**GIVEN RECORDS:**
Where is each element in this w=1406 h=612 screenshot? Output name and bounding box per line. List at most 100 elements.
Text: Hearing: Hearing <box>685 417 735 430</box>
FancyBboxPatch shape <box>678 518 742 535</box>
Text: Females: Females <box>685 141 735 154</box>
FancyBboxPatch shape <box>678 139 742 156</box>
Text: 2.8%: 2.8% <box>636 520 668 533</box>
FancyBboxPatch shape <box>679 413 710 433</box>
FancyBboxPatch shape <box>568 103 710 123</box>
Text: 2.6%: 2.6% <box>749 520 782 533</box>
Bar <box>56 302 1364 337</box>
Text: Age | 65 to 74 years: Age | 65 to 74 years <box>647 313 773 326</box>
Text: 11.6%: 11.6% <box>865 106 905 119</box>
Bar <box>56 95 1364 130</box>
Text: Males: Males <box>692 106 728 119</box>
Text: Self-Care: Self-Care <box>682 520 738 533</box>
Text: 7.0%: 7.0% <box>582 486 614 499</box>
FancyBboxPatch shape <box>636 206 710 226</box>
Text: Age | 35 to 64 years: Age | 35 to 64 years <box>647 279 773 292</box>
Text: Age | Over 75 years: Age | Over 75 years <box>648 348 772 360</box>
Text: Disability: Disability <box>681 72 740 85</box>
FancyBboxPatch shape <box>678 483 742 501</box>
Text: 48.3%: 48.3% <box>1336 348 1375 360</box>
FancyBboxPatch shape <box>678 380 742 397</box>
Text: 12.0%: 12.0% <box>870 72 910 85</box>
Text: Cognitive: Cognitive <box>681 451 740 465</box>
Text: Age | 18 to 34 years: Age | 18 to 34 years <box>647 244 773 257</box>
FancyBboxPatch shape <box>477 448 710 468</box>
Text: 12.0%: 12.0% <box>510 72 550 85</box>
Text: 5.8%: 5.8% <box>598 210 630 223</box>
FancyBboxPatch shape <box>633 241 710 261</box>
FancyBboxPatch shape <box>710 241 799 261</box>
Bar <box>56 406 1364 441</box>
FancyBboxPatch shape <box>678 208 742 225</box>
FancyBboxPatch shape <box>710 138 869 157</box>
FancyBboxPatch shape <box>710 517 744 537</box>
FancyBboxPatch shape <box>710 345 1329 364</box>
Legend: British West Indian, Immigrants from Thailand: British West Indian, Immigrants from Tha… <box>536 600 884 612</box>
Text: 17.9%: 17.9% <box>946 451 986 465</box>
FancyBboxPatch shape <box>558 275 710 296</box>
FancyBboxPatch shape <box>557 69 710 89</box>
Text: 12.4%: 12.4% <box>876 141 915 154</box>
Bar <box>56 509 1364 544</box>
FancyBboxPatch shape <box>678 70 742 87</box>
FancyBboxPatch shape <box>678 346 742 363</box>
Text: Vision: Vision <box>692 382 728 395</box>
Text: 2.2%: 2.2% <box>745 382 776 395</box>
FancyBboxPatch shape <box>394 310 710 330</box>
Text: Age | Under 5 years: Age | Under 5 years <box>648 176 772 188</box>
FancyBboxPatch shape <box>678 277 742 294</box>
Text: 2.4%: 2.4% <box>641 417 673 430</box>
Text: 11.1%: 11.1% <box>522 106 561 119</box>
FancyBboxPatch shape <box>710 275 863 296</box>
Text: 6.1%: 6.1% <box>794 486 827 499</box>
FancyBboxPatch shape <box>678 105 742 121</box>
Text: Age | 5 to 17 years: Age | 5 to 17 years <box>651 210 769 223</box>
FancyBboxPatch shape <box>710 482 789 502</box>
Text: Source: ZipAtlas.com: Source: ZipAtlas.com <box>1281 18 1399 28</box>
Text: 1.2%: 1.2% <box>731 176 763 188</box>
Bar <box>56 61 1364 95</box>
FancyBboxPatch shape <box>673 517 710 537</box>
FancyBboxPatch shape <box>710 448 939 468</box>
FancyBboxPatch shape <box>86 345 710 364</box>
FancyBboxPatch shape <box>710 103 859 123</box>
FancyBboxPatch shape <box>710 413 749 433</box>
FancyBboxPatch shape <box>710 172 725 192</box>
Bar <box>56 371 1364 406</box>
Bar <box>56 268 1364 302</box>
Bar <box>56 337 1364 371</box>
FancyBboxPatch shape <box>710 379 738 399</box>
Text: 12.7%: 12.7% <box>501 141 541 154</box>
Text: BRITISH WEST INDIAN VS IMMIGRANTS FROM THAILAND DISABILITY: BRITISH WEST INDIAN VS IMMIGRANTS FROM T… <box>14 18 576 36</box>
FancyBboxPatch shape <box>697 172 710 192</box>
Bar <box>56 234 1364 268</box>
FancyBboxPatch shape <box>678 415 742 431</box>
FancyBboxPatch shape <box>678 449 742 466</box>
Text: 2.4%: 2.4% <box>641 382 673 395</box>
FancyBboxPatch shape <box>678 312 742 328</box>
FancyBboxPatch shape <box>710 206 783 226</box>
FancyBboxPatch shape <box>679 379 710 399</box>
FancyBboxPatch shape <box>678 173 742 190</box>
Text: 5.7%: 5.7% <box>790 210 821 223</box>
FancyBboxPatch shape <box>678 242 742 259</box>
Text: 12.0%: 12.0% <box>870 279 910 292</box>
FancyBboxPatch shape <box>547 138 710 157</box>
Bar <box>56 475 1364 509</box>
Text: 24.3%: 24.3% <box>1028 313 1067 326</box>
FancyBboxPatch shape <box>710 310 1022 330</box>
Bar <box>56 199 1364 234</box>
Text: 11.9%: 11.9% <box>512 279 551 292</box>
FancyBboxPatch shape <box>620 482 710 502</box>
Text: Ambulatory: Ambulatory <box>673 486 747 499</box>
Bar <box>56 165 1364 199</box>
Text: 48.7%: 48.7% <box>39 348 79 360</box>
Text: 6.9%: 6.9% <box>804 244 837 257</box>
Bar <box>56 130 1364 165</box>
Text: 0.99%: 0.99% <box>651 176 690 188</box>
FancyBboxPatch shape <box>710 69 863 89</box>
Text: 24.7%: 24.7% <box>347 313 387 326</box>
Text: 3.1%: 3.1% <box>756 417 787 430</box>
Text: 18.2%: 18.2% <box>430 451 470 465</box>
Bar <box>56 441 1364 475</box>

**PROBLEM DESCRIPTION:** Rewrite everything from the start of the material down to the line containing "Text: Females: Females", switching "Hearing" to "Vision" and keeping all else unchanged.

**EXERCISE RESULT:**
Where is each element in this w=1406 h=612 screenshot? Output name and bounding box per line. List at most 100 elements.
Text: Vision: Vision <box>685 417 735 430</box>
FancyBboxPatch shape <box>678 518 742 535</box>
Text: Females: Females <box>685 141 735 154</box>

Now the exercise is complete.